Extracted data entries
▽

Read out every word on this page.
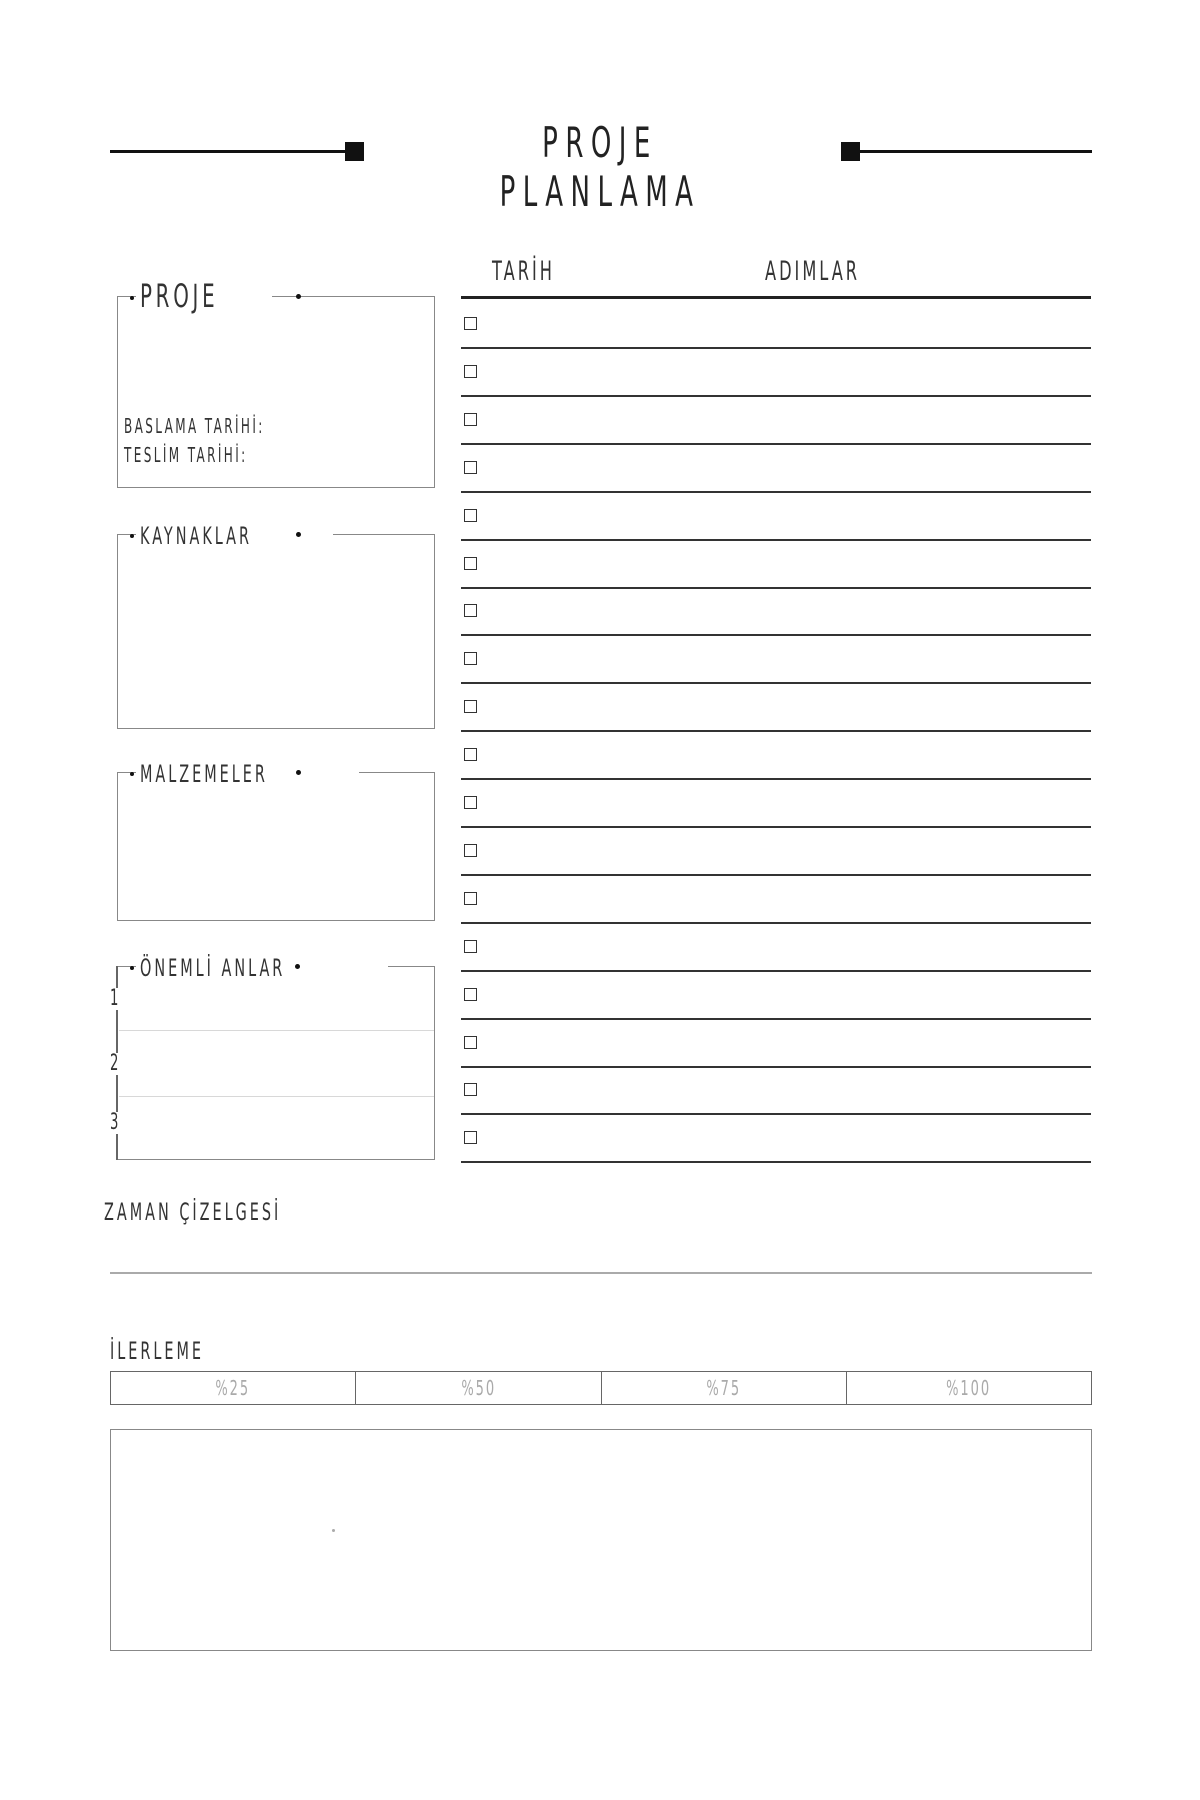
PROJE PLANLAMA
PROJE
BASLAMA TARİHİ:
TESLİM TARİHİ:
KAYNAKLAR
MALZEMELER
ÖNEMLİ ANLAR
1
2
3
TARİH	ADIMLAR
ZAMAN ÇİZELGESİ
İLERLEME
%25	%50	%75	%100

△

Your objective ::
From the material above, reproduce everything verbatim except the pictures.

Solution to the exercise ::
Read out every word on this page.
PROJE PLANLAMA
PROJE
BASLAMA TARİHİ:
TESLİM TARİHİ:
KAYNAKLAR
MALZEMELER
ÖNEMLİ ANLAR
1
2
3
TARİH	ADIMLAR
ZAMAN ÇİZELGESİ
İLERLEME
%25	%50	%75	%100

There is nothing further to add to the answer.